▶ [To do]
From the entries provided below, copy each line that contains the word "JSON".

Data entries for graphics
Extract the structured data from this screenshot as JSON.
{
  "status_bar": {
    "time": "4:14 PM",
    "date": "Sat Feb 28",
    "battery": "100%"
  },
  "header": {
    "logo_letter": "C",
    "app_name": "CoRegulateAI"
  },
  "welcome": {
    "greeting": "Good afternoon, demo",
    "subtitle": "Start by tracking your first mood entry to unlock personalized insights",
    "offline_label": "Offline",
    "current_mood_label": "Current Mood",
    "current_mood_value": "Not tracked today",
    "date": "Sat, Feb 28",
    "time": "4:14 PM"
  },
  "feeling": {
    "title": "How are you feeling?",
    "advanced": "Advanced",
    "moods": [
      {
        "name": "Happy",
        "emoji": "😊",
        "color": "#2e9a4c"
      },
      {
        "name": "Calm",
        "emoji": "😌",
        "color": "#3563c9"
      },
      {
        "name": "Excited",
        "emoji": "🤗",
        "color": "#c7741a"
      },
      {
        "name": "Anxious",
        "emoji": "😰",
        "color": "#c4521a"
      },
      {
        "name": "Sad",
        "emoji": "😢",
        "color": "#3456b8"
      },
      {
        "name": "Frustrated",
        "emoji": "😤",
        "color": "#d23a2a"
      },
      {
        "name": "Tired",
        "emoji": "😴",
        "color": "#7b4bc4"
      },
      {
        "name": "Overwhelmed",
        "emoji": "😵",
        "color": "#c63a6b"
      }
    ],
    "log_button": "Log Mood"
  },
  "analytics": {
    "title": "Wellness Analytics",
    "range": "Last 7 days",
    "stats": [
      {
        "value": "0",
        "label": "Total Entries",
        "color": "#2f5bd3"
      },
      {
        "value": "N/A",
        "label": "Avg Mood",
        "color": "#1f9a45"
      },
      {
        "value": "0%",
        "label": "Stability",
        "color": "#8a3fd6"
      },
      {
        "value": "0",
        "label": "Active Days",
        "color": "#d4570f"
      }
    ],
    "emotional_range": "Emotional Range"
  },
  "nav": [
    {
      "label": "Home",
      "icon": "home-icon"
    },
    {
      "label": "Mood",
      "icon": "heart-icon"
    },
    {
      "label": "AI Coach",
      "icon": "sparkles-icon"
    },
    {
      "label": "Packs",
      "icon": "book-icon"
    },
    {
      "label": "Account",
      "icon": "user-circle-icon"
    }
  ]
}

--

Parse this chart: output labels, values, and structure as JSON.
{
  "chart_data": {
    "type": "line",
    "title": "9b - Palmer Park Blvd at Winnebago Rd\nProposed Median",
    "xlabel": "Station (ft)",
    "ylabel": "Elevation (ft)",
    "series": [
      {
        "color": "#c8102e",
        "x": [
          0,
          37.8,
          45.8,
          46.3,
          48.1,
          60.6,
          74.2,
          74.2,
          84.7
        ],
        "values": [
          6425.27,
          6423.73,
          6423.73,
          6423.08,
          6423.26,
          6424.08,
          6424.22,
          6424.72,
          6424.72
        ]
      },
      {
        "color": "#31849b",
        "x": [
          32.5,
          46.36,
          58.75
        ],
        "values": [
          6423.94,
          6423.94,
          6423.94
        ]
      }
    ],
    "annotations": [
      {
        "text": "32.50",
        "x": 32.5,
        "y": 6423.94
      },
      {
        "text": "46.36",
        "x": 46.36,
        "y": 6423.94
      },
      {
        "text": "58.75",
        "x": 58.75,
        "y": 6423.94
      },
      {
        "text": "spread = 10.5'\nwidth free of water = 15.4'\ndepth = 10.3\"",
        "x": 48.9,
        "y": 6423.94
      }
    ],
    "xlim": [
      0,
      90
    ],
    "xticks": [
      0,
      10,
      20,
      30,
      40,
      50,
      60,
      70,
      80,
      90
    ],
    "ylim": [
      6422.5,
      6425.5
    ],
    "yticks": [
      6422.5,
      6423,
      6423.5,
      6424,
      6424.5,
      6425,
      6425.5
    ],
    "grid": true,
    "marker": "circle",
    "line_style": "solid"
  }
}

▶ [Result for this task]
Extract the structured data from this screenshot as JSON.
Parse this chart: output labels, values, and structure as JSON.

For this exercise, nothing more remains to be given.